◆ **Task description**:
Look below for the line with "Read this page and output its text content.", then repeat it and all lines after it, exactly, minus any pictures.

Items from a dataset:
◇ ◇ ◇ ◇ ◇
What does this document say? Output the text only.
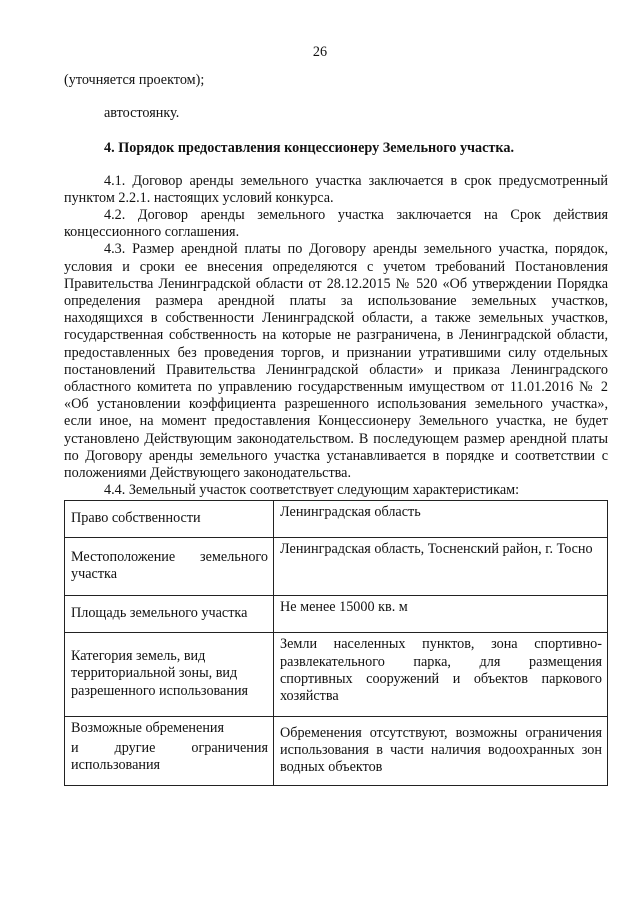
26

(уточняется проектом);

автостоянку.

4. Порядок предоставления концессионеру Земельного участка.

4.1. Договор аренды земельного участка заключается в срок предусмотренный пунктом 2.2.1. настоящих условий конкурса.

4.2. Договор аренды земельного участка заключается на Срок действия концессионного соглашения.

4.3. Размер арендной платы по Договору аренды земельного участка, порядок, условия и сроки ее внесения определяются с учетом требований Постановления Правительства Ленинградской области от 28.12.2015 № 520 «Об утверждении Порядка определения размера арендной платы за использование земельных участков, находящихся в собственности Ленинградской области, а также земельных участков, государственная собственность на которые не разграничена, в Ленинградской области, предоставленных без проведения торгов, и признании утратившими силу отдельных постановлений Правительства Ленинградской области» и приказа Ленинградского областного комитета по управлению государственным имуществом от 11.01.2016 № 2 «Об установлении коэффициента разрешенного использования земельного участка», если иное, на момент предоставления Концессионеру Земельного участка, не будет установлено Действующим законодательством. В последующем размер арендной платы по Договору аренды земельного участка устанавливается в порядке и соответствии с положениями Действующего законодательства.

4.4. Земельный участок соответствует следующим характеристикам:

Право собственности	Ленинградская область
Местоположение земельного участка	Ленинградская область, Тосненский район, г. Тосно
Площадь земельного участка	Не менее 15000 кв. м
Категория земель, вид территориальной зоны, вид разрешенного использования	Земли населенных пунктов, зона спортивно-развлекательного парка, для размещения спортивных сооружений и объектов паркового хозяйства

Возможные обременения
и другие ограничения использования	Обременения отсутствуют, возможны ограничения использования в части наличия водоохранных зон водных объектов
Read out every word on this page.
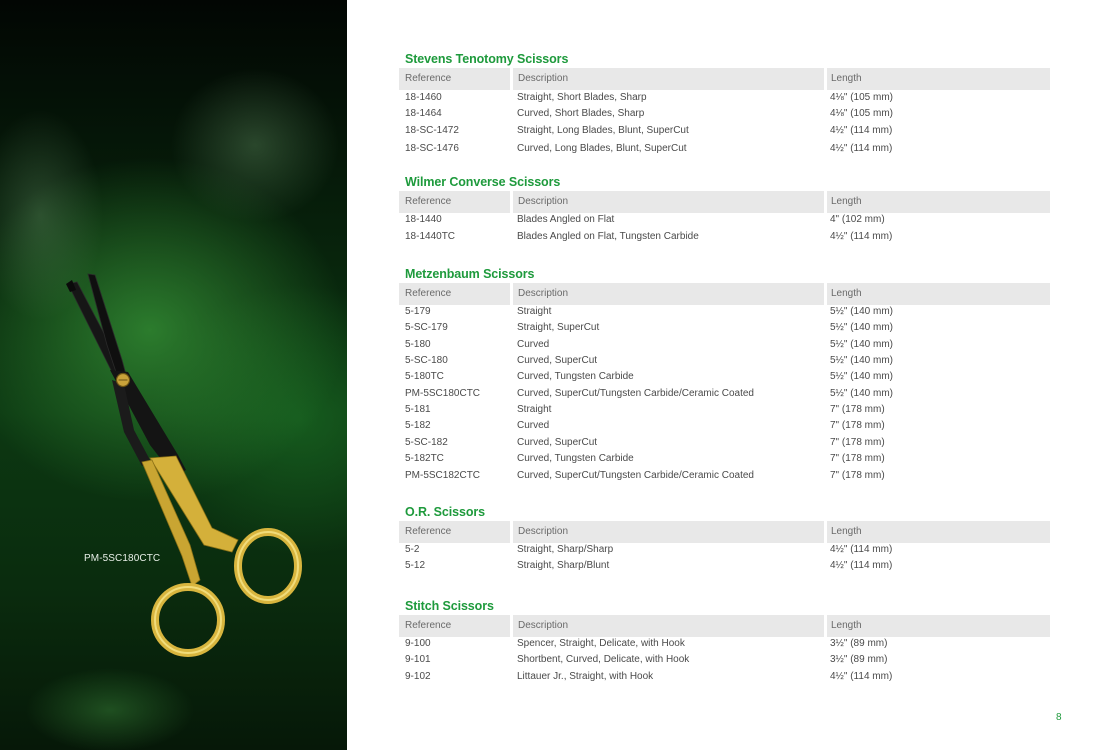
PM-5SC180CTC
Stevens Tenotomy Scissors
Reference	Description	Length
18-1460	Straight, Short Blades, Sharp	4⅛" (105 mm)
18-1464	Curved, Short Blades, Sharp	4⅛" (105 mm)
18-SC-1472	Straight, Long Blades, Blunt, SuperCut	4½" (114 mm)
18-SC-1476	Curved, Long Blades, Blunt, SuperCut	4½" (114 mm)
Wilmer Converse Scissors
Reference	Description	Length
18-1440	Blades Angled on Flat	4" (102 mm)
18-1440TC	Blades Angled on Flat, Tungsten Carbide	4½" (114 mm)
Metzenbaum Scissors
Reference	Description	Length
5-179	Straight	5½" (140 mm)
5-SC-179	Straight, SuperCut	5½" (140 mm)
5-180	Curved	5½" (140 mm)
5-SC-180	Curved, SuperCut	5½" (140 mm)
5-180TC	Curved, Tungsten Carbide	5½" (140 mm)
PM-5SC180CTC	Curved, SuperCut/Tungsten Carbide/Ceramic Coated	5½" (140 mm)
5-181	Straight	7" (178 mm)
5-182	Curved	7" (178 mm)
5-SC-182	Curved, SuperCut	7" (178 mm)
5-182TC	Curved, Tungsten Carbide	7" (178 mm)
PM-5SC182CTC	Curved, SuperCut/Tungsten Carbide/Ceramic Coated	7" (178 mm)
O.R. Scissors
Reference	Description	Length
5-2	Straight, Sharp/Sharp	4½" (114 mm)
5-12	Straight, Sharp/Blunt	4½" (114 mm)
Stitch Scissors
Reference	Description	Length
9-100	Spencer, Straight, Delicate, with Hook	3½" (89 mm)
9-101	Shortbent, Curved, Delicate, with Hook	3½" (89 mm)
9-102	Littauer Jr., Straight, with Hook	4½" (114 mm)
8
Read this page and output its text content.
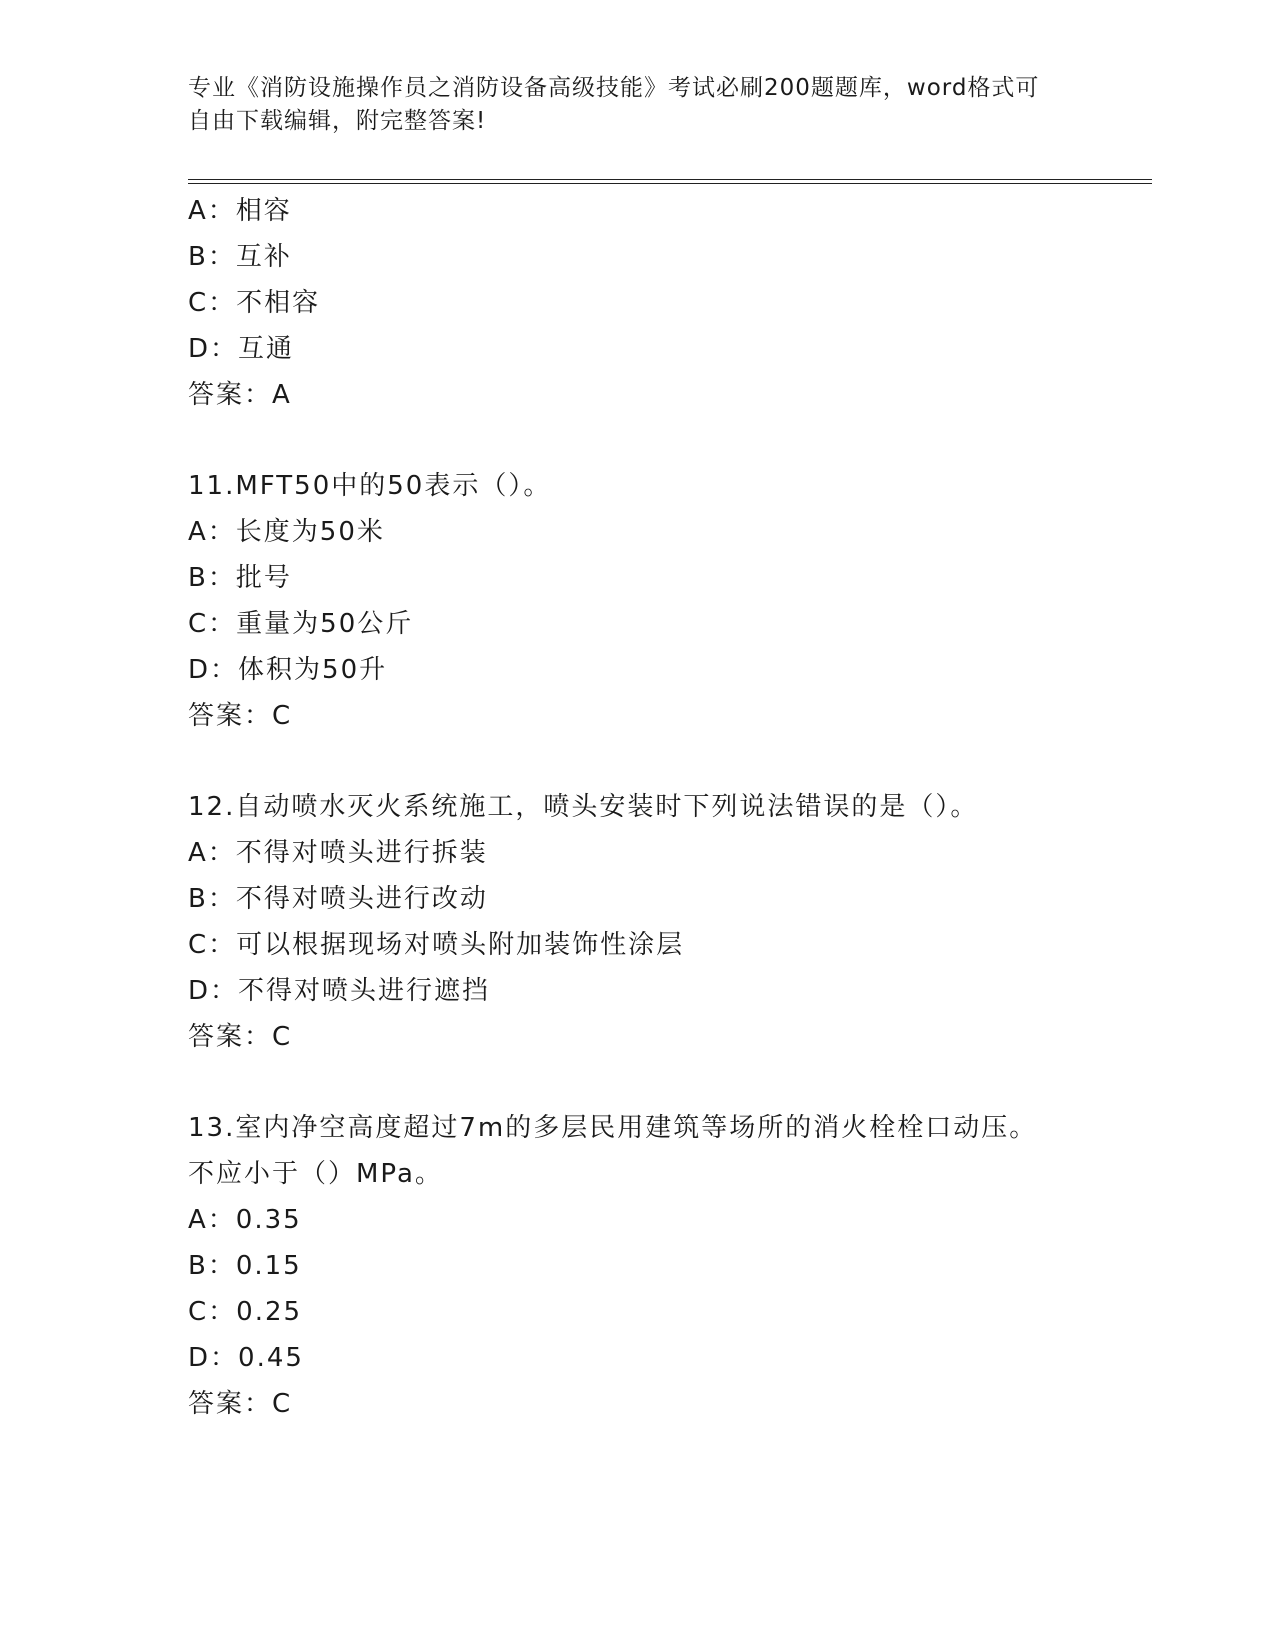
专业《消防设施操作员之消防设备高级技能》考试必刷200题题库，word格式可
自由下载编辑，附完整答案!
A：相容
B：互补
C：不相容
D：互通
答案：A
11.MFT50中的50表示（）。
A：长度为50米
B：批号
C：重量为50公斤
D：体积为50升
答案：C
12.自动喷水灭火系统施工，喷头安装时下列说法错误的是（）。
A：不得对喷头进行拆装
B：不得对喷头进行改动
C：可以根据现场对喷头附加装饰性涂层
D：不得对喷头进行遮挡
答案：C
13.室内净空高度超过7m的多层民用建筑等场所的消火栓栓口动压。
不应小于（）MPa。
A：0.35
B：0.15
C：0.25
D：0.45
答案：C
◇ ◇ ◇ ◇ ◇
◆ **Exercise output**:
Read this page and output its text content.
专业《消防设施操作员之消防设备高级技能》考试必刷200题题库，word格式可
自由下载编辑，附完整答案!
A：相容
B：互补
C：不相容
D：互通
答案：A
11.MFT50中的50表示（）。
A：长度为50米
B：批号
C：重量为50公斤
D：体积为50升
答案：C
12.自动喷水灭火系统施工，喷头安装时下列说法错误的是（）。
A：不得对喷头进行拆装
B：不得对喷头进行改动
C：可以根据现场对喷头附加装饰性涂层
D：不得对喷头进行遮挡
答案：C
13.室内净空高度超过7m的多层民用建筑等场所的消火栓栓口动压。
不应小于（）MPa。
A：0.35
B：0.15
C：0.25
D：0.45
答案：C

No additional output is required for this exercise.